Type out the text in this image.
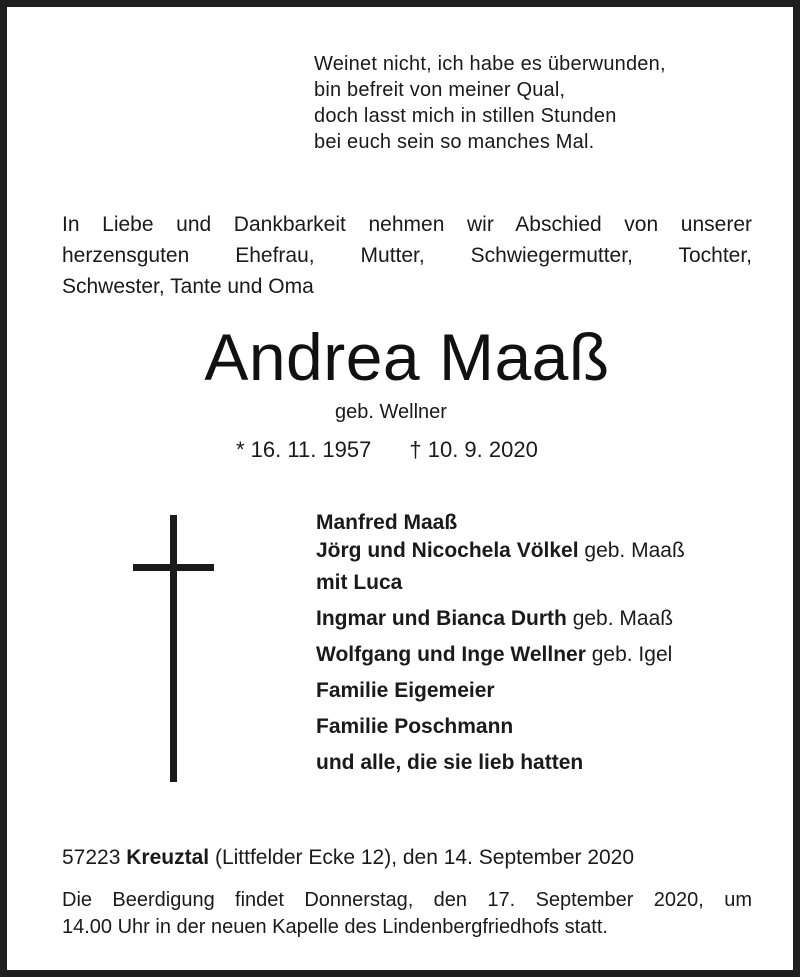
Weinet nicht, ich habe es überwunden,
bin befreit von meiner Qual,
doch lasst mich in stillen Stunden
bei euch sein so manches Mal.
In Liebe und Dankbarkeit nehmen wir Abschied von unserer
herzensguten Ehefrau, Mutter, Schwiegermutter, Tochter,
Schwester, Tante und Oma
Andrea Maaß
geb. Wellner
* 16. 11. 1957 † 10. 9. 2020
Manfred Maaß
Jörg und Nicochela Völkel geb. Maaß
mit Luca
Ingmar und Bianca Durth geb. Maaß
Wolfgang und Inge Wellner geb. Igel
Familie Eigemeier
Familie Poschmann
und alle, die sie lieb hatten
57223 Kreuztal (Littfelder Ecke 12), den 14. September 2020
Die Beerdigung findet Donnerstag, den 17. September 2020, um
14.00 Uhr in der neuen Kapelle des Lindenbergfriedhofs statt.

————

Exercise task:
Identify the lines that contain the string "Maaß", and copy every one of them.

Answer:
Andrea Maaß
Manfred Maaß
Jörg und Nicochela Völkel geb. Maaß
Ingmar und Bianca Durth geb. Maaß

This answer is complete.